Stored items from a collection
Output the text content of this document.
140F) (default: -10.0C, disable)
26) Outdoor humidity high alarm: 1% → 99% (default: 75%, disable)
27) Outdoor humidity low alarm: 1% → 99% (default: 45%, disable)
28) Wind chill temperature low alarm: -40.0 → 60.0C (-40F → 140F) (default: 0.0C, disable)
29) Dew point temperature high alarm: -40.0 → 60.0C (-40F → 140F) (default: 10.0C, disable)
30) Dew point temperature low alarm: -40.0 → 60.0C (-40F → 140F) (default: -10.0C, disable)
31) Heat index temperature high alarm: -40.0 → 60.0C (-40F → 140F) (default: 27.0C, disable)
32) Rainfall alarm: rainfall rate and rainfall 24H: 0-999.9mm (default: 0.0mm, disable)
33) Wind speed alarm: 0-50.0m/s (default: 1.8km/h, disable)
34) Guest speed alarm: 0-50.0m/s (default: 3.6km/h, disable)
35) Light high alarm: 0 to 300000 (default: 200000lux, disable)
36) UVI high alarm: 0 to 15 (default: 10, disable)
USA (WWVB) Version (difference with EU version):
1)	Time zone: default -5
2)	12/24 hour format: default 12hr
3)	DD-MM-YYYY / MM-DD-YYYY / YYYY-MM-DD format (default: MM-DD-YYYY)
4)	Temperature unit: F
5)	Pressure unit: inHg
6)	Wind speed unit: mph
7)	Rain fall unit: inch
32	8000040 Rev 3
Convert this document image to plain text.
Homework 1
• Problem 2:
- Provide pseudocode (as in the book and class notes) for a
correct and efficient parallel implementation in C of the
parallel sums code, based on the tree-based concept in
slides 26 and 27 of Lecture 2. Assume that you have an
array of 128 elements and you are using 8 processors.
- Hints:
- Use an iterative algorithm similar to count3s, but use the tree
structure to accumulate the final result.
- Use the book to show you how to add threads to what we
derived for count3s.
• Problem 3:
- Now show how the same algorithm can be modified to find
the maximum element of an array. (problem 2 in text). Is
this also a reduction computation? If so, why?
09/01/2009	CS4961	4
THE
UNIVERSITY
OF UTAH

What the task requires: From the data above, work out how many lines hold "format". Answer with the number alone.

Answer to the exercise: 2